Exercise requirements: Extract the full set of records, then give each one again exactly.

Data to use:
········

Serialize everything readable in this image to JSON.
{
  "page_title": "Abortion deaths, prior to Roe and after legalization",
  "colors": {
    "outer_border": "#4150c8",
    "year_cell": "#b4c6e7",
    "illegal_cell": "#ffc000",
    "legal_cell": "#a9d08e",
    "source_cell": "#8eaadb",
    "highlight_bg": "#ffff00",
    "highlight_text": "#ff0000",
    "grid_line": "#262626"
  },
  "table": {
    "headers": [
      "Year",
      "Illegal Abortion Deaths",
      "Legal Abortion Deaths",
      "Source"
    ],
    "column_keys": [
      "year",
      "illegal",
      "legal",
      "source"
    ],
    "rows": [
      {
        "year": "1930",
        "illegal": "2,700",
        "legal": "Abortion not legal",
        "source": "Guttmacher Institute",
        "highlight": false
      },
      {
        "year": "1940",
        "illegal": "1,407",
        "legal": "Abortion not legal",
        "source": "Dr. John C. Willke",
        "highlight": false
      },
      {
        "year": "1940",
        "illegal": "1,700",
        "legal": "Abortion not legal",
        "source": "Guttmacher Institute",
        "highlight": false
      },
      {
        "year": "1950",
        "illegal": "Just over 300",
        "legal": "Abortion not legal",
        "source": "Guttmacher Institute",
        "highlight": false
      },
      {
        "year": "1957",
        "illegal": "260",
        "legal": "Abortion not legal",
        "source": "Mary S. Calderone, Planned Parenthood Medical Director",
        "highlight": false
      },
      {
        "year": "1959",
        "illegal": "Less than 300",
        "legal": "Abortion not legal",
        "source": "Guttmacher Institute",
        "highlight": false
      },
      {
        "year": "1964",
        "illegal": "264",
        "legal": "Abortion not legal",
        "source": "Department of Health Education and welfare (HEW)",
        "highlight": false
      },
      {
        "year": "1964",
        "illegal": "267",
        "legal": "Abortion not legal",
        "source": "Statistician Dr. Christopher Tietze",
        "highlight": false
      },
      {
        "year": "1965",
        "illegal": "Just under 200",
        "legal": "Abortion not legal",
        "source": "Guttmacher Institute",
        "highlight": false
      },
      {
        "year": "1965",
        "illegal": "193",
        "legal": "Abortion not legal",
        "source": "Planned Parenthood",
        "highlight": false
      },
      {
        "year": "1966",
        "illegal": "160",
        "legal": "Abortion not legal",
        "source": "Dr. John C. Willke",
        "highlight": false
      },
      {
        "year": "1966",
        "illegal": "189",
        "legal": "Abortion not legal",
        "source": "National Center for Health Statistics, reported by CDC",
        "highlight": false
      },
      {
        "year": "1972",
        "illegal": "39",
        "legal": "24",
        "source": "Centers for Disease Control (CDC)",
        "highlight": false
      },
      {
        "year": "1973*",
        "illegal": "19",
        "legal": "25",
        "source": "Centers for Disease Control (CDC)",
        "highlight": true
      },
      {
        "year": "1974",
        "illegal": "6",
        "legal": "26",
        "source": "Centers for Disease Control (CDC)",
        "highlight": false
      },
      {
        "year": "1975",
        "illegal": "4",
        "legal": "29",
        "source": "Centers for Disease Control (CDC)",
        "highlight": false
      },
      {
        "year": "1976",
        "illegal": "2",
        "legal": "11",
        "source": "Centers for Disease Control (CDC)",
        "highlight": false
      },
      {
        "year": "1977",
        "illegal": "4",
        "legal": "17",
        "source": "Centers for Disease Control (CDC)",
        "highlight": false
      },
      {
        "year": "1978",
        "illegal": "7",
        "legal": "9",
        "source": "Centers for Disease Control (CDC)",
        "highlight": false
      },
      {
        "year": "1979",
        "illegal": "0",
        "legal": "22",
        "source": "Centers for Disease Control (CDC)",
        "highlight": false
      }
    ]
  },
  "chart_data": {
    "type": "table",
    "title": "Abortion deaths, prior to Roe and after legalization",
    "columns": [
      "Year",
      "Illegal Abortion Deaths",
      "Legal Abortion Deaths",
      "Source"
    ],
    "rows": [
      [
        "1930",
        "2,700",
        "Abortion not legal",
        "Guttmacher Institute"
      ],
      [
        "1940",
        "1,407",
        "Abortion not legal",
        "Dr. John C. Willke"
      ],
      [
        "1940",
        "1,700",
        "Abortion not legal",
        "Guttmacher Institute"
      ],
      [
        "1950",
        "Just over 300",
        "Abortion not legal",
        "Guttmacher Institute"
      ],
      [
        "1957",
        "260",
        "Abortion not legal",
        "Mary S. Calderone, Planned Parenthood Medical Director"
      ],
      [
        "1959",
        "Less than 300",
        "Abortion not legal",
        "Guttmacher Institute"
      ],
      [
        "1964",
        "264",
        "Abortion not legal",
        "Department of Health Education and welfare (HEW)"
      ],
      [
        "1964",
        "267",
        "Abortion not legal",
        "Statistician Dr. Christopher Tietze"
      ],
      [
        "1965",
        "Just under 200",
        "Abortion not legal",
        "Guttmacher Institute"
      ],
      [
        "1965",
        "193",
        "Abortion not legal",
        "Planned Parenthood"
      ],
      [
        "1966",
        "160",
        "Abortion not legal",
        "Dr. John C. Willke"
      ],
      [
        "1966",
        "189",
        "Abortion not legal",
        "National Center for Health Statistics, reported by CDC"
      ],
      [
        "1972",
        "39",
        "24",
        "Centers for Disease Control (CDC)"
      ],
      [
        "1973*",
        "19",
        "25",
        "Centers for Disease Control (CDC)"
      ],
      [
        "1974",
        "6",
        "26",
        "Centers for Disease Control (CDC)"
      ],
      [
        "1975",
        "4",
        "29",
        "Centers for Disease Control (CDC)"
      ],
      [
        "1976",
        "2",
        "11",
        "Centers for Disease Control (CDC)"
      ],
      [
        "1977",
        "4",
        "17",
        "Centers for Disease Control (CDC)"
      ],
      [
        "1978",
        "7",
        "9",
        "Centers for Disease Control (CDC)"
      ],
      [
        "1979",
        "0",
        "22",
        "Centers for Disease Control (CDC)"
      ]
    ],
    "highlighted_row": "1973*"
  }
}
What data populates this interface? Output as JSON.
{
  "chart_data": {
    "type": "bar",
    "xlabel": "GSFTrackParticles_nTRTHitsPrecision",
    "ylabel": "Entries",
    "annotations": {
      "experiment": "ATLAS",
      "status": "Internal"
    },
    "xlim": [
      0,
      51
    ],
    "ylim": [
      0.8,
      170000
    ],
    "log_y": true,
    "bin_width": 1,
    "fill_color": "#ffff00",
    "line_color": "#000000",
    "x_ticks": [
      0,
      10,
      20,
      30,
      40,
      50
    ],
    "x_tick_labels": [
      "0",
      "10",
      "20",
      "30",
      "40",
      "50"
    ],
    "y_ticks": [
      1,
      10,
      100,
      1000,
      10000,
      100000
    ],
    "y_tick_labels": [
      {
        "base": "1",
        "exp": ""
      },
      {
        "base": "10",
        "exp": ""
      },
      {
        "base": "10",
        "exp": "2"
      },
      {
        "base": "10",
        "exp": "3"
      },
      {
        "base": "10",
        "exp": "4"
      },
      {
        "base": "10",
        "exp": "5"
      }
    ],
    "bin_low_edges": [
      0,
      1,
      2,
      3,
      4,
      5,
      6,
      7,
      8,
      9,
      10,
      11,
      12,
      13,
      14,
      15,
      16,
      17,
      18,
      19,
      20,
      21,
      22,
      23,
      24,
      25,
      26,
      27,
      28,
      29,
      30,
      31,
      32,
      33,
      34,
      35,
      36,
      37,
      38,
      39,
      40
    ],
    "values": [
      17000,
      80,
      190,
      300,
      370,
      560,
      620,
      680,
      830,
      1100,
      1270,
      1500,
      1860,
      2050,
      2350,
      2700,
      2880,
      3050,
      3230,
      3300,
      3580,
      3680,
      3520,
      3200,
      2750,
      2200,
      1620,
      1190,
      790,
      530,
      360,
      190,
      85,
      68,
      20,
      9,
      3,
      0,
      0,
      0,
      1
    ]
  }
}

········

Worked solution:
Serialize everything readable in this image to JSON.
{
  "page_title": "Abortion deaths, prior to Roe and after legalization",
  "colors": {
    "outer_border": "#4150c8",
    "year_cell": "#b4c6e7",
    "illegal_cell": "#ffc000",
    "legal_cell": "#a9d08e",
    "source_cell": "#8eaadb",
    "highlight_bg": "#ffff00",
    "highlight_text": "#ff0000",
    "grid_line": "#262626"
  },
  "table": {
    "headers": [
      "Year",
      "Illegal Abortion Deaths",
      "Legal Abortion Deaths",
      "Source"
    ],
    "column_keys": [
      "year",
      "illegal",
      "legal",
      "source"
    ],
    "rows": [
      {
        "year": "1930",
        "illegal": "2,700",
        "legal": "Abortion not legal",
        "source": "Guttmacher Institute",
        "highlight": false
      },
      {
        "year": "1940",
        "illegal": "1,407",
        "legal": "Abortion not legal",
        "source": "Dr. John C. Willke",
        "highlight": false
      },
      {
        "year": "1940",
        "illegal": "1,700",
        "legal": "Abortion not legal",
        "source": "Guttmacher Institute",
        "highlight": false
      },
      {
        "year": "1950",
        "illegal": "Just over 300",
        "legal": "Abortion not legal",
        "source": "Guttmacher Institute",
        "highlight": false
      },
      {
        "year": "1957",
        "illegal": "260",
        "legal": "Abortion not legal",
        "source": "Mary S. Calderone, Planned Parenthood Medical Director",
        "highlight": false
      },
      {
        "year": "1959",
        "illegal": "Less than 300",
        "legal": "Abortion not legal",
        "source": "Guttmacher Institute",
        "highlight": false
      },
      {
        "year": "1964",
        "illegal": "264",
        "legal": "Abortion not legal",
        "source": "Department of Health Education and welfare (HEW)",
        "highlight": false
      },
      {
        "year": "1964",
        "illegal": "267",
        "legal": "Abortion not legal",
        "source": "Statistician Dr. Christopher Tietze",
        "highlight": false
      },
      {
        "year": "1965",
        "illegal": "Just under 200",
        "legal": "Abortion not legal",
        "source": "Guttmacher Institute",
        "highlight": false
      },
      {
        "year": "1965",
        "illegal": "193",
        "legal": "Abortion not legal",
        "source": "Planned Parenthood",
        "highlight": false
      },
      {
        "year": "1966",
        "illegal": "160",
        "legal": "Abortion not legal",
        "source": "Dr. John C. Willke",
        "highlight": false
      },
      {
        "year": "1966",
        "illegal": "189",
        "legal": "Abortion not legal",
        "source": "National Center for Health Statistics, reported by CDC",
        "highlight": false
      },
      {
        "year": "1972",
        "illegal": "39",
        "legal": "24",
        "source": "Centers for Disease Control (CDC)",
        "highlight": false
      },
      {
        "year": "1973*",
        "illegal": "19",
        "legal": "25",
        "source": "Centers for Disease Control (CDC)",
        "highlight": true
      },
      {
        "year": "1974",
        "illegal": "6",
        "legal": "26",
        "source": "Centers for Disease Control (CDC)",
        "highlight": false
      },
      {
        "year": "1975",
        "illegal": "4",
        "legal": "29",
        "source": "Centers for Disease Control (CDC)",
        "highlight": false
      },
      {
        "year": "1976",
        "illegal": "2",
        "legal": "11",
        "source": "Centers for Disease Control (CDC)",
        "highlight": false
      },
      {
        "year": "1977",
        "illegal": "4",
        "legal": "17",
        "source": "Centers for Disease Control (CDC)",
        "highlight": false
      },
      {
        "year": "1978",
        "illegal": "7",
        "legal": "9",
        "source": "Centers for Disease Control (CDC)",
        "highlight": false
      },
      {
        "year": "1979",
        "illegal": "0",
        "legal": "22",
        "source": "Centers for Disease Control (CDC)",
        "highlight": false
      }
    ]
  },
  "chart_data": {
    "type": "table",
    "title": "Abortion deaths, prior to Roe and after legalization",
    "columns": [
      "Year",
      "Illegal Abortion Deaths",
      "Legal Abortion Deaths",
      "Source"
    ],
    "rows": [
      [
        "1930",
        "2,700",
        "Abortion not legal",
        "Guttmacher Institute"
      ],
      [
        "1940",
        "1,407",
        "Abortion not legal",
        "Dr. John C. Willke"
      ],
      [
        "1940",
        "1,700",
        "Abortion not legal",
        "Guttmacher Institute"
      ],
      [
        "1950",
        "Just over 300",
        "Abortion not legal",
        "Guttmacher Institute"
      ],
      [
        "1957",
        "260",
        "Abortion not legal",
        "Mary S. Calderone, Planned Parenthood Medical Director"
      ],
      [
        "1959",
        "Less than 300",
        "Abortion not legal",
        "Guttmacher Institute"
      ],
      [
        "1964",
        "264",
        "Abortion not legal",
        "Department of Health Education and welfare (HEW)"
      ],
      [
        "1964",
        "267",
        "Abortion not legal",
        "Statistician Dr. Christopher Tietze"
      ],
      [
        "1965",
        "Just under 200",
        "Abortion not legal",
        "Guttmacher Institute"
      ],
      [
        "1965",
        "193",
        "Abortion not legal",
        "Planned Parenthood"
      ],
      [
        "1966",
        "160",
        "Abortion not legal",
        "Dr. John C. Willke"
      ],
      [
        "1966",
        "189",
        "Abortion not legal",
        "National Center for Health Statistics, reported by CDC"
      ],
      [
        "1972",
        "39",
        "24",
        "Centers for Disease Control (CDC)"
      ],
      [
        "1973*",
        "19",
        "25",
        "Centers for Disease Control (CDC)"
      ],
      [
        "1974",
        "6",
        "26",
        "Centers for Disease Control (CDC)"
      ],
      [
        "1975",
        "4",
        "29",
        "Centers for Disease Control (CDC)"
      ],
      [
        "1976",
        "2",
        "11",
        "Centers for Disease Control (CDC)"
      ],
      [
        "1977",
        "4",
        "17",
        "Centers for Disease Control (CDC)"
      ],
      [
        "1978",
        "7",
        "9",
        "Centers for Disease Control (CDC)"
      ],
      [
        "1979",
        "0",
        "22",
        "Centers for Disease Control (CDC)"
      ]
    ],
    "highlighted_row": "1973*"
  }
}
What data populates this interface? Output as JSON.
{
  "chart_data": {
    "type": "bar",
    "xlabel": "GSFTrackParticles_nTRTHitsPrecision",
    "ylabel": "Entries",
    "annotations": {
      "experiment": "ATLAS",
      "status": "Internal"
    },
    "xlim": [
      0,
      51
    ],
    "ylim": [
      0.8,
      170000
    ],
    "log_y": true,
    "bin_width": 1,
    "fill_color": "#ffff00",
    "line_color": "#000000",
    "x_ticks": [
      0,
      10,
      20,
      30,
      40,
      50
    ],
    "x_tick_labels": [
      "0",
      "10",
      "20",
      "30",
      "40",
      "50"
    ],
    "y_ticks": [
      1,
      10,
      100,
      1000,
      10000,
      100000
    ],
    "y_tick_labels": [
      {
        "base": "1",
        "exp": ""
      },
      {
        "base": "10",
        "exp": ""
      },
      {
        "base": "10",
        "exp": "2"
      },
      {
        "base": "10",
        "exp": "3"
      },
      {
        "base": "10",
        "exp": "4"
      },
      {
        "base": "10",
        "exp": "5"
      }
    ],
    "bin_low_edges": [
      0,
      1,
      2,
      3,
      4,
      5,
      6,
      7,
      8,
      9,
      10,
      11,
      12,
      13,
      14,
      15,
      16,
      17,
      18,
      19,
      20,
      21,
      22,
      23,
      24,
      25,
      26,
      27,
      28,
      29,
      30,
      31,
      32,
      33,
      34,
      35,
      36,
      37,
      38,
      39,
      40
    ],
    "values": [
      17000,
      80,
      190,
      300,
      370,
      560,
      620,
      680,
      830,
      1100,
      1270,
      1500,
      1860,
      2050,
      2350,
      2700,
      2880,
      3050,
      3230,
      3300,
      3580,
      3680,
      3520,
      3200,
      2750,
      2200,
      1620,
      1190,
      790,
      530,
      360,
      190,
      85,
      68,
      20,
      9,
      3,
      0,
      0,
      0,
      1
    ]
  }
}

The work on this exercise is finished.